Track down each line that has the word "name" and copy it.

***

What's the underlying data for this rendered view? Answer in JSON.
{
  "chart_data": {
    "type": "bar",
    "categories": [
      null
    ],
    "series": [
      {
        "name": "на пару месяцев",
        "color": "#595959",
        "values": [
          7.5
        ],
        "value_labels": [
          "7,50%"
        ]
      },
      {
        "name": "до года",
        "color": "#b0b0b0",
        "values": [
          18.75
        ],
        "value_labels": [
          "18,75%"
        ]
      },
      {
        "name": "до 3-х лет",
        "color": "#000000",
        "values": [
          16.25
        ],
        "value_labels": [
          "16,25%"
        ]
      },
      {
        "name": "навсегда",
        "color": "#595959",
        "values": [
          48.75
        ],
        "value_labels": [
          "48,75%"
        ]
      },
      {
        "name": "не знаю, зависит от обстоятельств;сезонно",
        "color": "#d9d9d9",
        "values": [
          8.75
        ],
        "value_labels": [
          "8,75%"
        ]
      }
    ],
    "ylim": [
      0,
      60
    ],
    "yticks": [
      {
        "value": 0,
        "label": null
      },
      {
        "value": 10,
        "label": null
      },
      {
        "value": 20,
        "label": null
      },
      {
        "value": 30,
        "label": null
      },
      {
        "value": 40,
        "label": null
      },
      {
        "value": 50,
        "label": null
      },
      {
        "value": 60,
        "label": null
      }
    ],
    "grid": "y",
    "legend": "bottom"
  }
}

***

» Reply to the task
        "name": "на пару месяцев",
        "name": "до года",
        "name": "до 3-х лет",
        "name": "навсегда",
        "name": "не знаю, зависит от обстоятельств;сезонно",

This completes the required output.